• _Problem to solve_
Look through the records and report how many lines include the word "Potential", with no other words.

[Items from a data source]
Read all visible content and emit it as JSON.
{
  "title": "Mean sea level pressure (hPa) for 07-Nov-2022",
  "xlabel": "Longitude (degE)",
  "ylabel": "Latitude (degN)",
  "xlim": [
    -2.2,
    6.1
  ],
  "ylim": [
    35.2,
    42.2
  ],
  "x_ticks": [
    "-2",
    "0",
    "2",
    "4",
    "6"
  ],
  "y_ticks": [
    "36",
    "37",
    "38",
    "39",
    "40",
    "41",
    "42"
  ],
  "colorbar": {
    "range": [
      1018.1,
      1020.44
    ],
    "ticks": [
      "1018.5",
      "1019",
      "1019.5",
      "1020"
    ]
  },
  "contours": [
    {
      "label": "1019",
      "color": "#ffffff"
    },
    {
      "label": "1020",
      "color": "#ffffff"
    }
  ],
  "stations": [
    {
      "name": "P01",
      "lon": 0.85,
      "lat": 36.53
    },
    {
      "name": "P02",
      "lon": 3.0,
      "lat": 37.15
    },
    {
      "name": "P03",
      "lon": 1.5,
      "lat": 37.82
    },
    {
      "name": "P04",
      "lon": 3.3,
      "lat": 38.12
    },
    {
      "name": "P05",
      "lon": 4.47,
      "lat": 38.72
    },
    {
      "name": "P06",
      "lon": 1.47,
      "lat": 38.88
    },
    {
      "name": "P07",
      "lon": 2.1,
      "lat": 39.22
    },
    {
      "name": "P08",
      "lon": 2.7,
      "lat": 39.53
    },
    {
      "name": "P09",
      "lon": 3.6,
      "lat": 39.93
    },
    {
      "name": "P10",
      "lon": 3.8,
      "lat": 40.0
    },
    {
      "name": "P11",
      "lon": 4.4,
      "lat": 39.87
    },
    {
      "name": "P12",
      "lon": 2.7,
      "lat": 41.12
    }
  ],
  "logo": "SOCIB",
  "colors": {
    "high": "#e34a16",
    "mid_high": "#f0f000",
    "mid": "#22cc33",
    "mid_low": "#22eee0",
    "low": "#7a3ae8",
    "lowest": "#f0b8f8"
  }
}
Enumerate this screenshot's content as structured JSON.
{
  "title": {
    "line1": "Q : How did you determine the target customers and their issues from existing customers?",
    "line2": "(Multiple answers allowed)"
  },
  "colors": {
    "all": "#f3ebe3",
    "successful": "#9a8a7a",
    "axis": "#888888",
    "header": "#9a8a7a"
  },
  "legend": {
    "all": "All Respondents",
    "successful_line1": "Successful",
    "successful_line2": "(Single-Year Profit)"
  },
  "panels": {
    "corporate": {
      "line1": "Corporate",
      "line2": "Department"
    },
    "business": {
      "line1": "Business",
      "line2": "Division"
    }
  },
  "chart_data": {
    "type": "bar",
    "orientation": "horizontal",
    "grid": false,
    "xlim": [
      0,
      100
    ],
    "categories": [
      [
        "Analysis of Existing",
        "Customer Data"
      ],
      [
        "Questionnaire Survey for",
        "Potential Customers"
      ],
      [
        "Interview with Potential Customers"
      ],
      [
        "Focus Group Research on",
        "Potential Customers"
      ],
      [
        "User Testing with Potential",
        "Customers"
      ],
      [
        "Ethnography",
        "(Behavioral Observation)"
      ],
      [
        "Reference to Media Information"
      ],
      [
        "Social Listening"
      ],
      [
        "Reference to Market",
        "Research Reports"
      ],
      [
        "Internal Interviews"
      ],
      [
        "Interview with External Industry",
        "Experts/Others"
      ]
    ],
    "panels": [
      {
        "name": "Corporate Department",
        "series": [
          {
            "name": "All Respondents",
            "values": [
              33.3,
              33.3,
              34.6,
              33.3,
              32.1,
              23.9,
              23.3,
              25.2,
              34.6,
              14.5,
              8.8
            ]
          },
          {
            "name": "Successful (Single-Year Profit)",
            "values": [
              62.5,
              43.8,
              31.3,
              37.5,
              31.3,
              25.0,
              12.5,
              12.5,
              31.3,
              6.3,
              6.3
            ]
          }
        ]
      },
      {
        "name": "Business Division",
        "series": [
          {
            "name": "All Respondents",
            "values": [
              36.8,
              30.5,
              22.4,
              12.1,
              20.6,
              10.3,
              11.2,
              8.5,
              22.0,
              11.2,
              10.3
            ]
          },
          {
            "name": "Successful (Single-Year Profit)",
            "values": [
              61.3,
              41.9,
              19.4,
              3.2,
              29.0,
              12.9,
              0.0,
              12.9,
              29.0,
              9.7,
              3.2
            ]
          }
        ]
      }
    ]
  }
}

• _Exercise solution_
4